▶ _Given task_: Show every line in the entries below where the word "according" appears.

▶ _Dataset rows_:
>>>
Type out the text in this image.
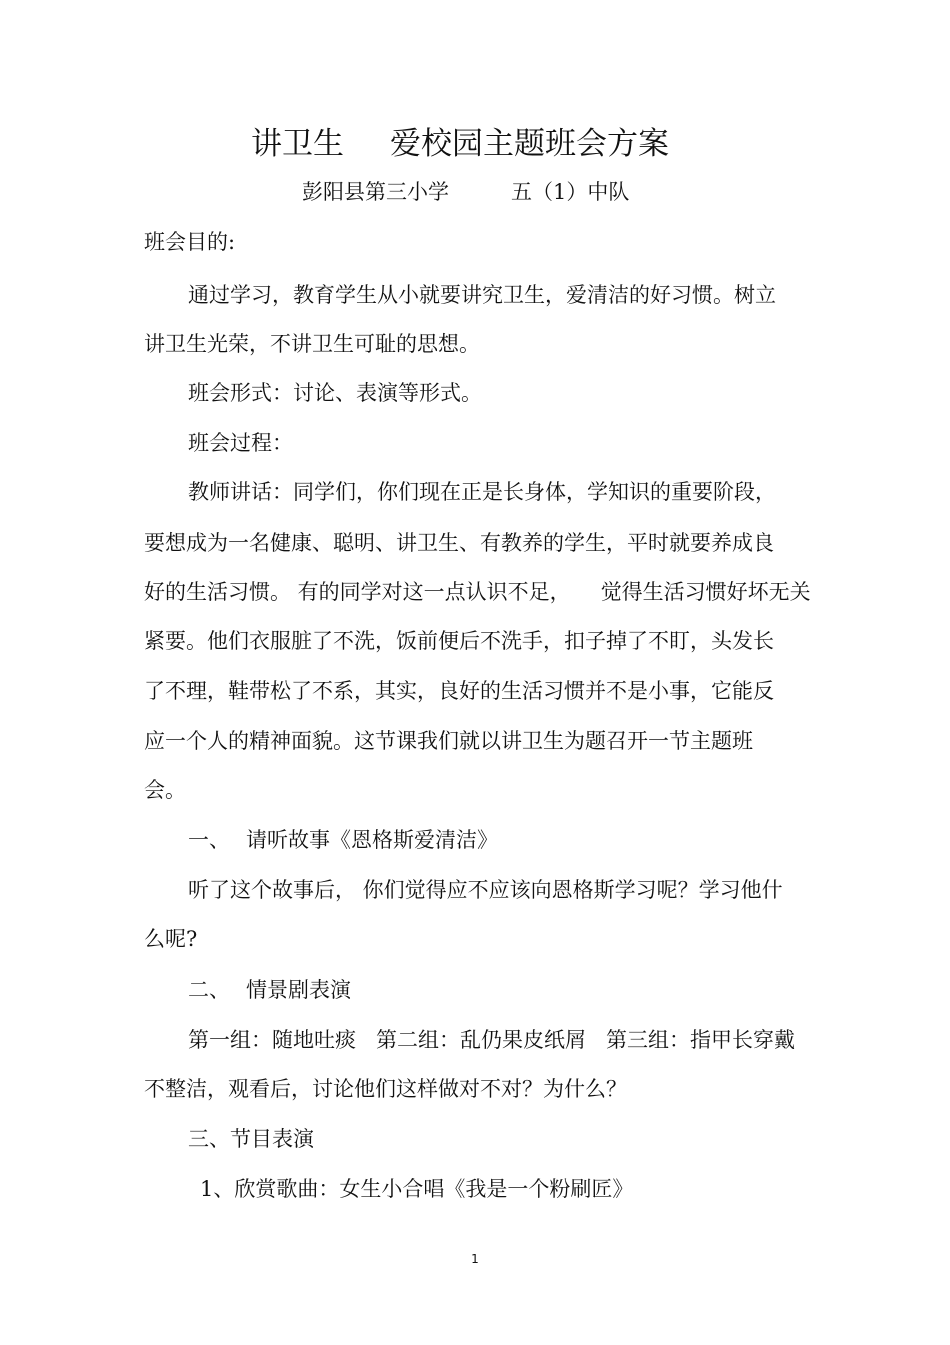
讲卫生 爱校园主题班会方案
彭阳县第三小学	五（1）中队
班会目的:
通过学习，教育学生从小就要讲究卫生，爱清洁的好习惯。树立
讲卫生光荣，不讲卫生可耻的思想。
班会形式：讨论、表演等形式。
班会过程：
教师讲话：同学们，你们现在正是长身体，学知识的重要阶段，
要想成为一名健康、聪明、讲卫生、有教养的学生，平时就要养成良
好的生活习惯。 有的同学对这一点认识不足， 觉得生活习惯好坏无关
紧要。他们衣服脏了不洗，饭前便后不洗手，扣子掉了不盯，头发长
了不理，鞋带松了不系，其实，良好的生活习惯并不是小事，它能反
应一个人的精神面貌。这节课我们就以讲卫生为题召开一节主题班
会。
一、 请听故事《恩格斯爱清洁》
听了这个故事后， 你们觉得应不应该向恩格斯学习呢？学习他什
么呢?
二、 情景剧表演
第一组：随地吐痰 第二组：乱仍果皮纸屑 第三组：指甲长穿戴
不整洁，观看后，讨论他们这样做对不对？为什么？
三、节目表演
1、欣赏歌曲：女生小合唱《我是一个粉刷匠》
1
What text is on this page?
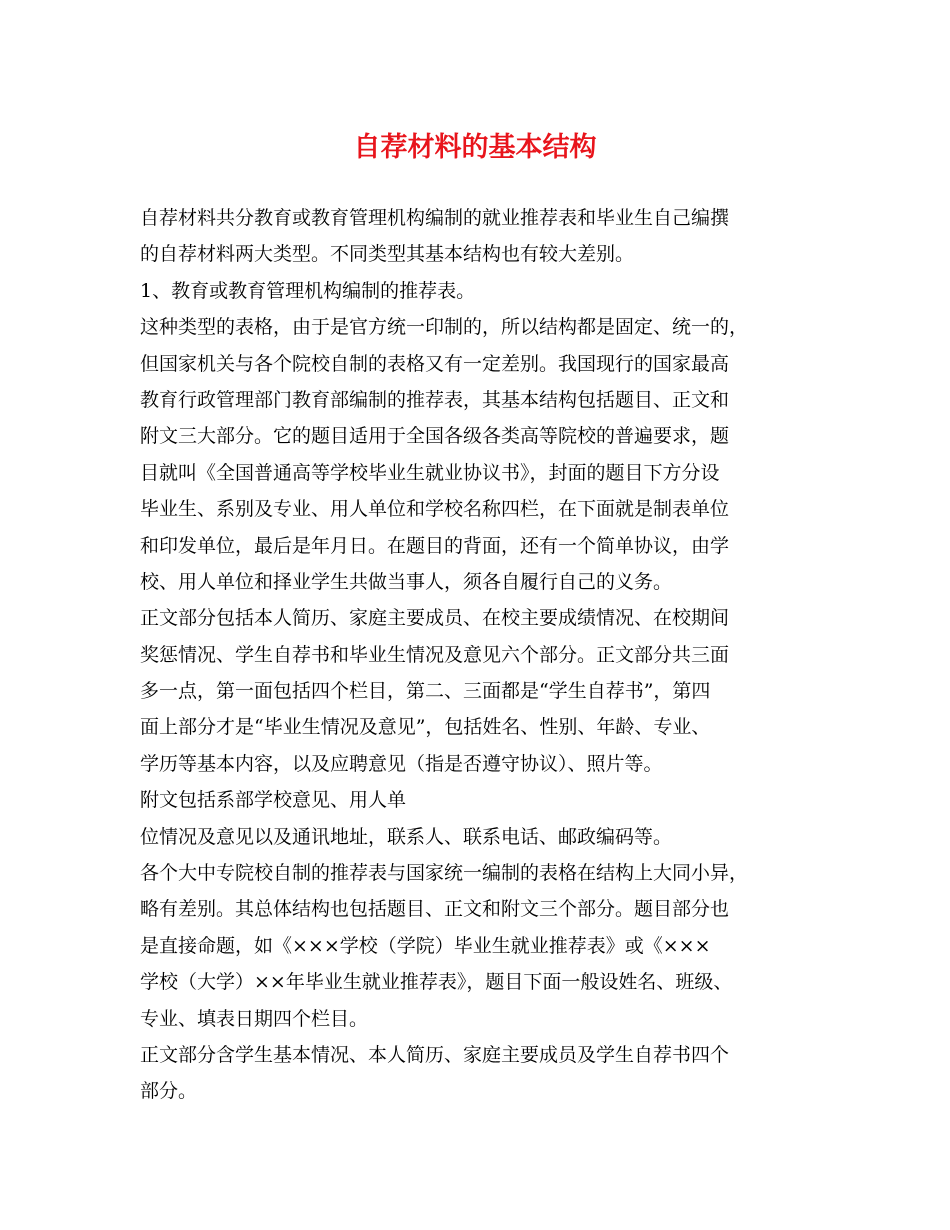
自荐材料的基本结构
自荐材料共分教育或教育管理机构编制的就业推荐表和毕业生自己编撰
的自荐材料两大类型。不同类型其基本结构也有较大差别。
1、教育或教育管理机构编制的推荐表。
这种类型的表格，由于是官方统一印制的，所以结构都是固定、统一的，
但国家机关与各个院校自制的表格又有一定差别。我国现行的国家最高
教育行政管理部门教育部编制的推荐表，其基本结构包括题目、正文和
附文三大部分。它的题目适用于全国各级各类高等院校的普遍要求，题
目就叫《全国普通高等学校毕业生就业协议书》，封面的题目下方分设
毕业生、系别及专业、用人单位和学校名称四栏，在下面就是制表单位
和印发单位，最后是年月日。在题目的背面，还有一个简单协议，由学
校、用人单位和择业学生共做当事人，须各自履行自己的义务。
正文部分包括本人简历、家庭主要成员、在校主要成绩情况、在校期间
奖惩情况、学生自荐书和毕业生情况及意见六个部分。正文部分共三面
多一点，第一面包括四个栏目，第二、三面都是“学生自荐书”，第四
面上部分才是“毕业生情况及意见”，包括姓名、性别、年龄、专业、
学历等基本内容，以及应聘意见（指是否遵守协议）、照片等。
附文包括系部学校意见、用人单
位情况及意见以及通讯地址，联系人、联系电话、邮政编码等。
各个大中专院校自制的推荐表与国家统一编制的表格在结构上大同小异，
略有差别。其总体结构也包括题目、正文和附文三个部分。题目部分也
是直接命题，如《×××学校（学院）毕业生就业推荐表》或《×××
学校（大学）××年毕业生就业推荐表》，题目下面一般设姓名、班级、
专业、填表日期四个栏目。
正文部分含学生基本情况、本人简历、家庭主要成员及学生自荐书四个
部分。
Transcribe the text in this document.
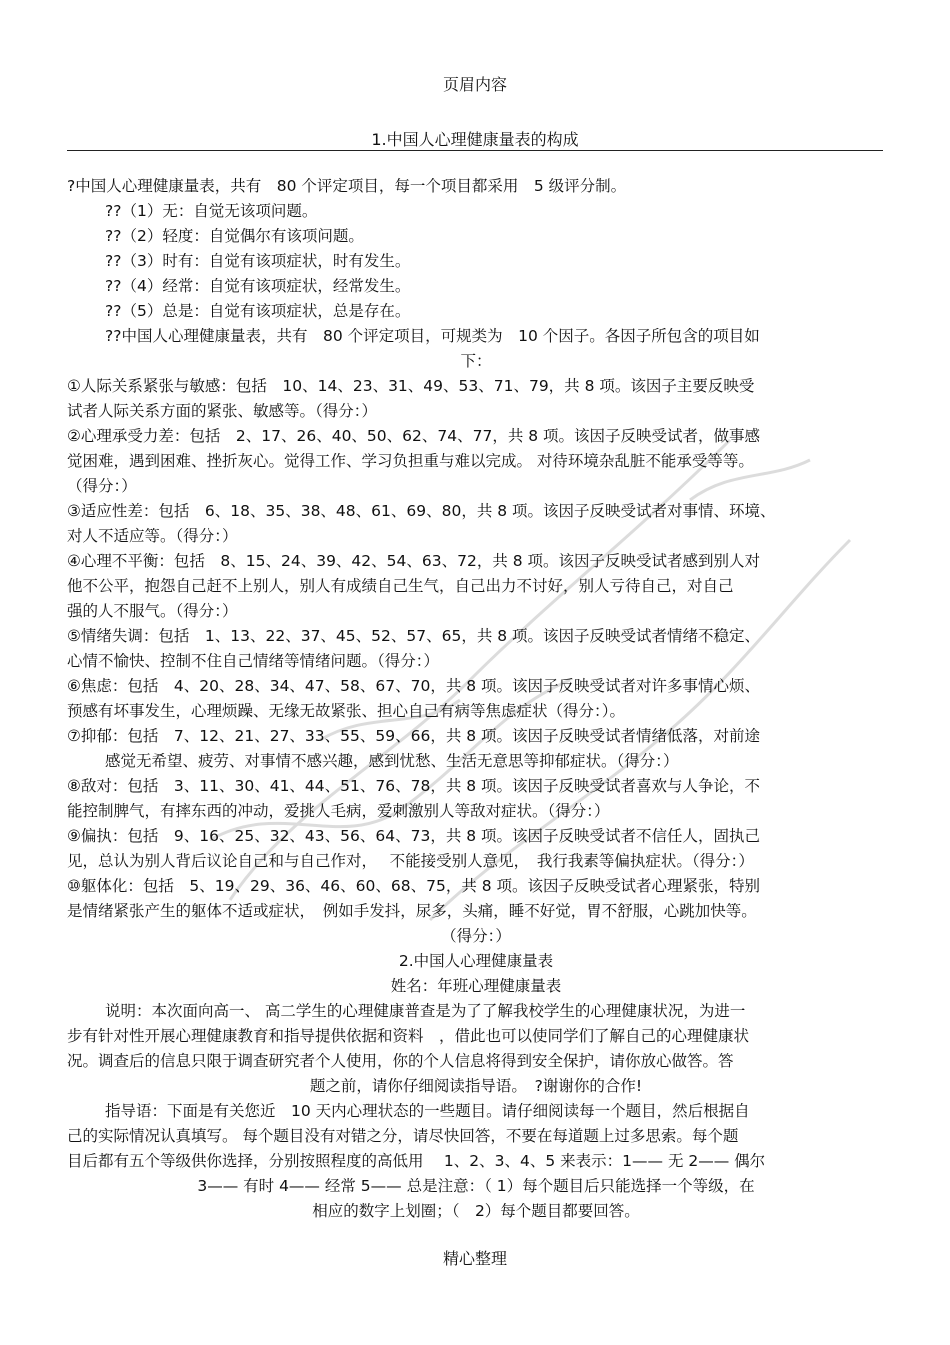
页眉内容
1.中国人心理健康量表的构成
?中国人心理健康量表，共有　80 个评定项目，每一个项目都采用　5 级评分制。
??（1）无：自觉无该项问题。
??（2）轻度：自觉偶尔有该项问题。
??（3）时有：自觉有该项症状，时有发生。
??（4）经常：自觉有该项症状，经常发生。
??（5）总是：自觉有该项症状，总是存在。
??中国人心理健康量表，共有　80 个评定项目，可规类为　10 个因子。各因子所包含的项目如
下：
①人际关系紧张与敏感：包括　10、14、23、31、49、53、71、79，共 8 项。该因子主要反映受
试者人际关系方面的紧张、敏感等。（得分：）
②心理承受力差：包括　2、17、26、40、50、62、74、77，共 8 项。该因子反映受试者，做事感
觉困难，遇到困难、挫折灰心。觉得工作、学习负担重与难以完成。 对待环境杂乱脏不能承受等等。
（得分：）
③适应性差：包括　6、18、35、38、48、61、69、80，共 8 项。该因子反映受试者对事情、环境、
对人不适应等。（得分：）
④心理不平衡：包括　8、15、24、39、42、54、63、72，共 8 项。该因子反映受试者感到别人对
他不公平，抱怨自己赶不上别人，别人有成绩自己生气，自己出力不讨好，别人亏待自己，对自己
强的人不服气。（得分：）
⑤情绪失调：包括　1、13、22、37、45、52、57、65，共 8 项。该因子反映受试者情绪不稳定、
心情不愉快、控制不住自己情绪等情绪问题。（得分：）
⑥焦虑：包括　4、20、28、34、47、58、67、70，共 8 项。该因子反映受试者对许多事情心烦、
预感有坏事发生，心理烦躁、无缘无故紧张、担心自己有病等焦虑症状（得分：）。
⑦抑郁：包括　7、12、21、27、33、55、59、66，共 8 项。该因子反映受试者情绪低落，对前途
感觉无希望、疲劳、对事情不感兴趣，感到忧愁、生活无意思等抑郁症状。（得分：）
⑧敌对：包括　3、11、30、41、44、51、76、78，共 8 项。该因子反映受试者喜欢与人争论，不
能控制脾气，有摔东西的冲动，爱挑人毛病，爱刺激别人等敌对症状。（得分：）
⑨偏执：包括　9、16、25、32、43、56、64、73，共 8 项。该因子反映受试者不信任人，固执己
见，总认为别人背后议论自己和与自己作对，　 不能接受别人意见，　我行我素等偏执症状。（得分：）
⑩躯体化：包括　5、19、29、36、46、60、68、75，共 8 项。该因子反映受试者心理紧张，特别
是情绪紧张产生的躯体不适或症状，　例如手发抖，尿多，头痛，睡不好觉，胃不舒服，心跳加快等。
（得分：）
2.中国人心理健康量表
姓名：年班心理健康量表
说明：本次面向高一、 高二学生的心理健康普查是为了了解我校学生的心理健康状况，为进一
步有针对性开展心理健康教育和指导提供依据和资料　，借此也可以使同学们了解自己的心理健康状
况。调查后的信息只限于调查研究者个人使用，你的个人信息将得到安全保护，请你放心做答。答
题之前，请你仔细阅读指导语。　?谢谢你的合作!
指导语：下面是有关您近　10 天内心理状态的一些题目。请仔细阅读每一个题目，然后根据自
己的实际情况认真填写。 每个题目没有对错之分，请尽快回答，不要在每道题上过多思索。每个题
目后都有五个等级供你选择，分别按照程度的高低用　 1、2、3、4、5 来表示：1—— 无 2—— 偶尔
3—— 有时 4—— 经常 5—— 总是注意：（ 1）每个题目后只能选择一个等级，在
相应的数字上划圈；（　2）每个题目都要回答。
精心整理
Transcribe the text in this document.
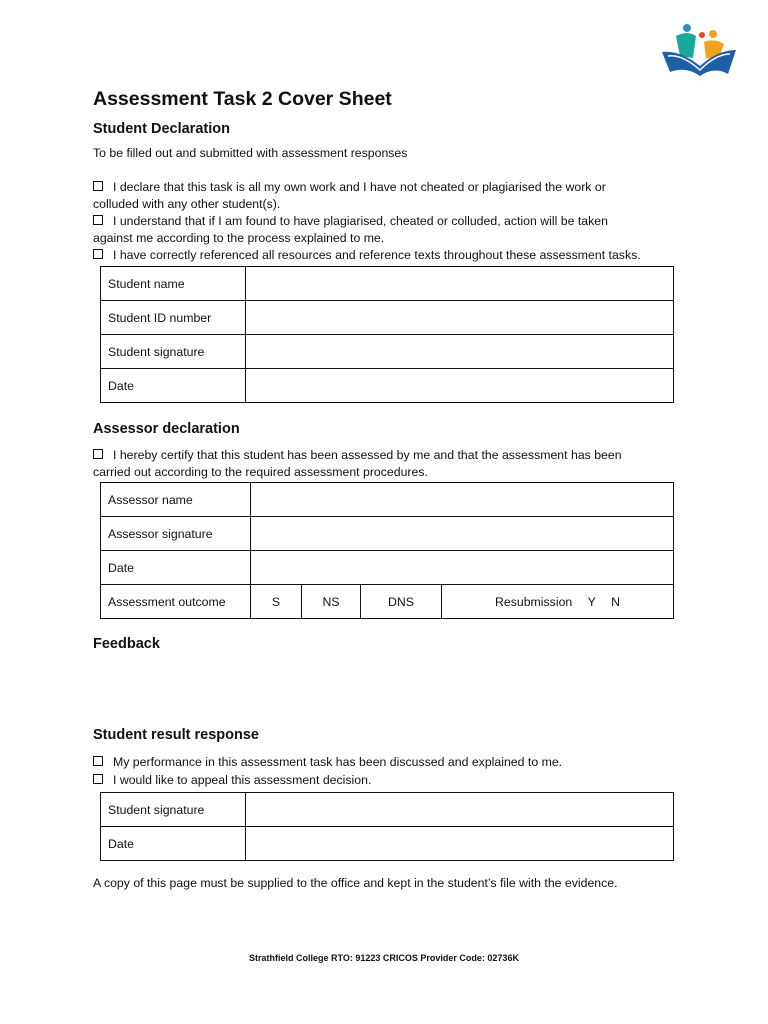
Assessment Task 2 Cover Sheet
Student Declaration
To be filled out and submitted with assessment responses
I declare that this task is all my own work and I have not cheated or plagiarised the work or
colluded with any other student(s).
I understand that if I am found to have plagiarised, cheated or colluded, action will be taken
against me according to the process explained to me.
I have correctly referenced all resources and reference texts throughout these assessment tasks.
Student name	
Student ID number	
Student signature	
Date	
Assessor declaration
I hereby certify that this student has been assessed by me and that the assessment has been
carried out according to the required assessment procedures.
Assessor name				
Assessor signature				
Date				
Assessment outcome	S	NS	DNS	Resubmission Y N
Feedback
Student result response
My performance in this assessment task has been discussed and explained to me.
I would like to appeal this assessment decision.
Student signature	
Date	
A copy of this page must be supplied to the office and kept in the student’s file with the evidence.
Strathfield College RTO: 91223 CRICOS Provider Code: 02736K
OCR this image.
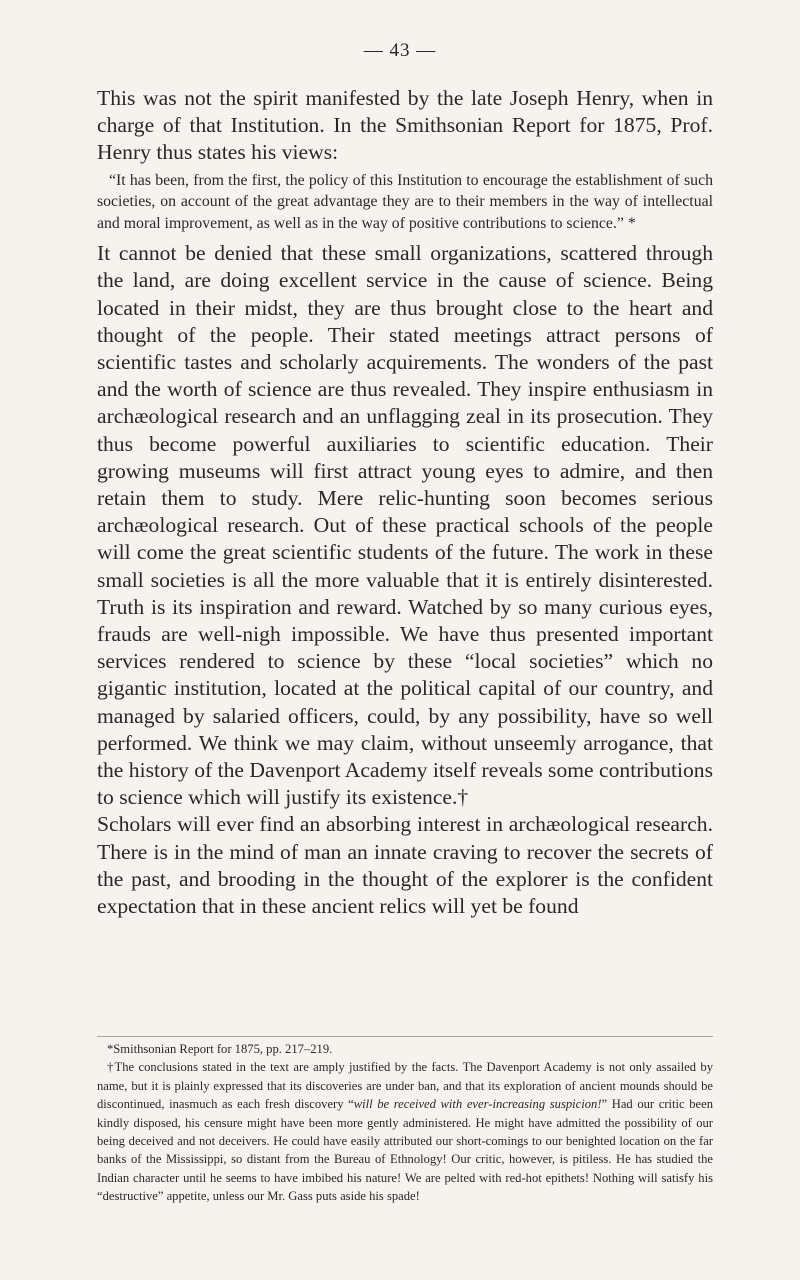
— 43 —

This was not the spirit manifested by the late Joseph Henry, when in charge of that Institution. In the Smithsonian Report for 1875, Prof. Henry thus states his views:

“It has been, from the first, the policy of this Institution to encourage the establishment of such societies, on account of the great advantage they are to their members in the way of intellectual and moral improvement, as well as in the way of positive contributions to science.” *

It cannot be denied that these small organizations, scattered through the land, are doing excellent service in the cause of science. Being located in their midst, they are thus brought close to the heart and thought of the people. Their stated meetings attract persons of scientific tastes and scholarly acquirements. The wonders of the past and the worth of science are thus revealed. They inspire enthusiasm in archæological research and an unflagging zeal in its prosecution. They thus become powerful auxiliaries to scientific education. Their growing museums will first attract young eyes to admire, and then retain them to study. Mere relic-hunting soon becomes serious archæological research. Out of these practical schools of the people will come the great scientific students of the future. The work in these small societies is all the more valuable that it is entirely disinterested. Truth is its inspiration and reward. Watched by so many curious eyes, frauds are well-nigh impossible. We have thus presented important services rendered to science by these “local societies” which no gigantic institution, located at the political capital of our country, and managed by salaried officers, could, by any possibility, have so well performed. We think we may claim, without unseemly arrogance, that the history of the Davenport Academy itself reveals some contributions to science which will justify its existence.†

Scholars will ever find an absorbing interest in archæological research. There is in the mind of man an innate craving to recover the secrets of the past, and brooding in the thought of the explorer is the confident expectation that in these ancient relics will yet be found

*Smithsonian Report for 1875, pp. 217–219.

†The conclusions stated in the text are amply justified by the facts. The Davenport Academy is not only assailed by name, but it is plainly expressed that its discoveries are under ban, and that its exploration of ancient mounds should be discontinued, inasmuch as each fresh discovery “will be received with ever-increasing suspicion!” Had our critic been kindly disposed, his censure might have been more gently administered. He might have admitted the possibility of our being deceived and not deceivers. He could have easily attributed our short-comings to our benighted location on the far banks of the Mississippi, so distant from the Bureau of Ethnology! Our critic, however, is pitiless. He has studied the Indian character until he seems to have imbibed his nature! We are pelted with red-hot epithets! Nothing will satisfy his “destructive” appetite, unless our Mr. Gass puts aside his spade!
<<<
▶ _The answer_:
against me according to the process explained to me.
carried out according to the required assessment procedures.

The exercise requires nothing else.